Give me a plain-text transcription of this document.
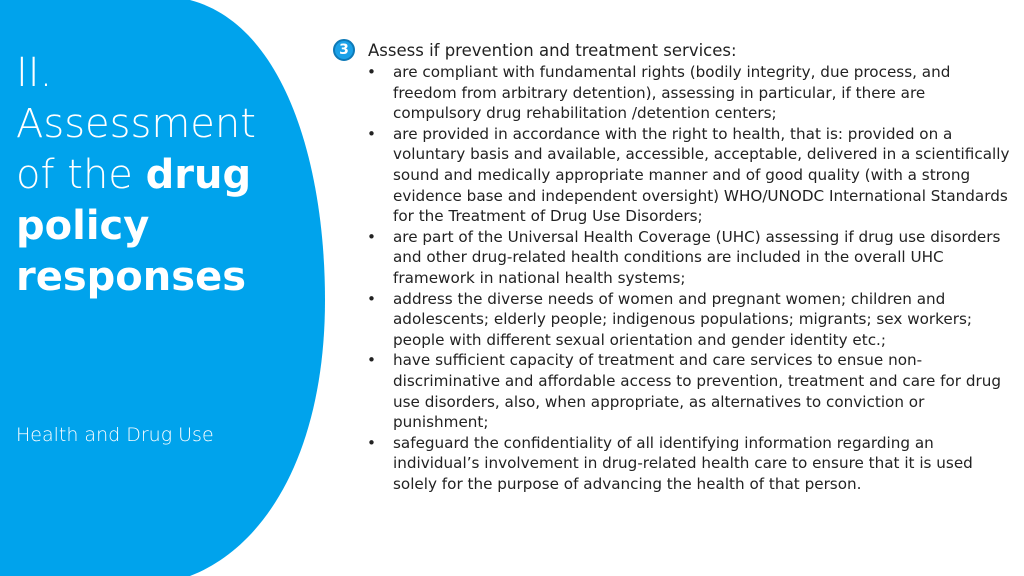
II.
Assessment
of the drug
policy
responses

Health and Drug Use
3	Assess if prevention and treatment services:
• are compliant with fundamental rights (bodily integrity, due process, and freedom from arbitrary detention), assessing in particular, if there are compulsory drug rehabilitation /detention centers;
• are provided in accordance with the right to health, that is: provided on a voluntary basis and available, accessible, acceptable, delivered in a scientifically sound and medically appropriate manner and of good quality (with a strong evidence base and independent oversight) WHO/UNODC International Standards for the Treatment of Drug Use Disorders;
• are part of the Universal Health Coverage (UHC) assessing if drug use disorders and other drug-related health conditions are included in the overall UHC framework in national health systems;
• address the diverse needs of women and pregnant women; children and adolescents; elderly people; indigenous populations; migrants; sex workers; people with different sexual orientation and gender identity etc.;
• have sufficient capacity of treatment and care services to ensue non-discriminative and affordable access to prevention, treatment and care for drug use disorders, also, when appropriate, as alternatives to conviction or punishment;
• safeguard the confidentiality of all identifying information regarding an individual’s involvement in drug-related health care to ensure that it is used solely for the purpose of advancing the health of that person.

====

▸ What you will do
Leave the pictures out and output the rest of the listing exactly.

▸ Solution for this task
Give me a plain-text transcription of this document.
II.
Assessment
of the drug
policy
responses

Health and Drug Use
3	Assess if prevention and treatment services:
• are compliant with fundamental rights (bodily integrity, due process, and freedom from arbitrary detention), assessing in particular, if there are compulsory drug rehabilitation /detention centers;
• are provided in accordance with the right to health, that is: provided on a voluntary basis and available, accessible, acceptable, delivered in a scientifically sound and medically appropriate manner and of good quality (with a strong evidence base and independent oversight) WHO/UNODC International Standards for the Treatment of Drug Use Disorders;
• are part of the Universal Health Coverage (UHC) assessing if drug use disorders and other drug-related health conditions are included in the overall UHC framework in national health systems;
• address the diverse needs of women and pregnant women; children and adolescents; elderly people; indigenous populations; migrants; sex workers; people with different sexual orientation and gender identity etc.;
• have sufficient capacity of treatment and care services to ensue non-discriminative and affordable access to prevention, treatment and care for drug use disorders, also, when appropriate, as alternatives to conviction or punishment;
• safeguard the confidentiality of all identifying information regarding an individual’s involvement in drug-related health care to ensure that it is used solely for the purpose of advancing the health of that person.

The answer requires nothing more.